▶ _Direction_
Using the data below, gather each line that includes the word "again".

----- The data -----

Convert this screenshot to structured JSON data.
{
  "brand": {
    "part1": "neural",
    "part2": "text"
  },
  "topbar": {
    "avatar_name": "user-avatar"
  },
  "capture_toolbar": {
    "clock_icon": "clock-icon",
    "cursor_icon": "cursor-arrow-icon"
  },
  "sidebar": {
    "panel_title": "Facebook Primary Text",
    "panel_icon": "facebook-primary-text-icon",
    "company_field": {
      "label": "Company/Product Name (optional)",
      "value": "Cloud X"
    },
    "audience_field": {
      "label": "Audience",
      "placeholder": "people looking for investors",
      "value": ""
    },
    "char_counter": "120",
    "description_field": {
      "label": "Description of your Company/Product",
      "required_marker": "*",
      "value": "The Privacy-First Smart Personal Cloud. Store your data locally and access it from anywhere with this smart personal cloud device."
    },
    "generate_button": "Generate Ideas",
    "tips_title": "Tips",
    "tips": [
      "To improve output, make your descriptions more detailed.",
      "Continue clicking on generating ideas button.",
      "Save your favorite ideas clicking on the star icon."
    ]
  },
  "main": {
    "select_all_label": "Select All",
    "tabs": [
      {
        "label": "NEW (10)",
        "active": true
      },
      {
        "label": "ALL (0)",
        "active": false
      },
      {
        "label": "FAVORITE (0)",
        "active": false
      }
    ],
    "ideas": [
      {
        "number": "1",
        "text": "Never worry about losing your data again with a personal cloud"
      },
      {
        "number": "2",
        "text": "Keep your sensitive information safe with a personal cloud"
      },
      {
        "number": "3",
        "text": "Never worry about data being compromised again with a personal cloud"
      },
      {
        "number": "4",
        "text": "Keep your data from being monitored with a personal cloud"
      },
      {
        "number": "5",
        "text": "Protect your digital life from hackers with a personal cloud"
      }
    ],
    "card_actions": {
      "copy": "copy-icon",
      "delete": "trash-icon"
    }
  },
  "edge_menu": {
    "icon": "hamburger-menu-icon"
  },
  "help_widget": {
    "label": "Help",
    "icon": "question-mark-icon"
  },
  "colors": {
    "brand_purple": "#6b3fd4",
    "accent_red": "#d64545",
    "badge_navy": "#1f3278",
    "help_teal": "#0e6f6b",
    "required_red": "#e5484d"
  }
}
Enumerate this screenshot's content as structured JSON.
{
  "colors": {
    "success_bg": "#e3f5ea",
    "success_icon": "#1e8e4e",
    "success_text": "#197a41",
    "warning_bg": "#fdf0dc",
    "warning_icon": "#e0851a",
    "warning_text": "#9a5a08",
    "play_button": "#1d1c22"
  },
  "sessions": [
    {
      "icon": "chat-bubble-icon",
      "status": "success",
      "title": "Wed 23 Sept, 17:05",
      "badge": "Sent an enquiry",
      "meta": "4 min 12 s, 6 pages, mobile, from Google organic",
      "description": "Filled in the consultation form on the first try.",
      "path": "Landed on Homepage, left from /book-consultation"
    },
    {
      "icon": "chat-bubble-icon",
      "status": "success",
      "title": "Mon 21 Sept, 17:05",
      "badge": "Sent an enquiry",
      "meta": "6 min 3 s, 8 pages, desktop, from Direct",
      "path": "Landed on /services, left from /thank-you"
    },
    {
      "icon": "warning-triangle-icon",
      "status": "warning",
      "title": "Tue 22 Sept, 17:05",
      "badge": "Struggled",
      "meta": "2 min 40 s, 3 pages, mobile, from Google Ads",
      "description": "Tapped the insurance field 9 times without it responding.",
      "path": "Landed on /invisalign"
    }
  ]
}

-----

▶ _Solution for this problem_
        "text": "Never worry about losing your data again with a personal cloud"
        "text": "Never worry about data being compromised again with a personal cloud"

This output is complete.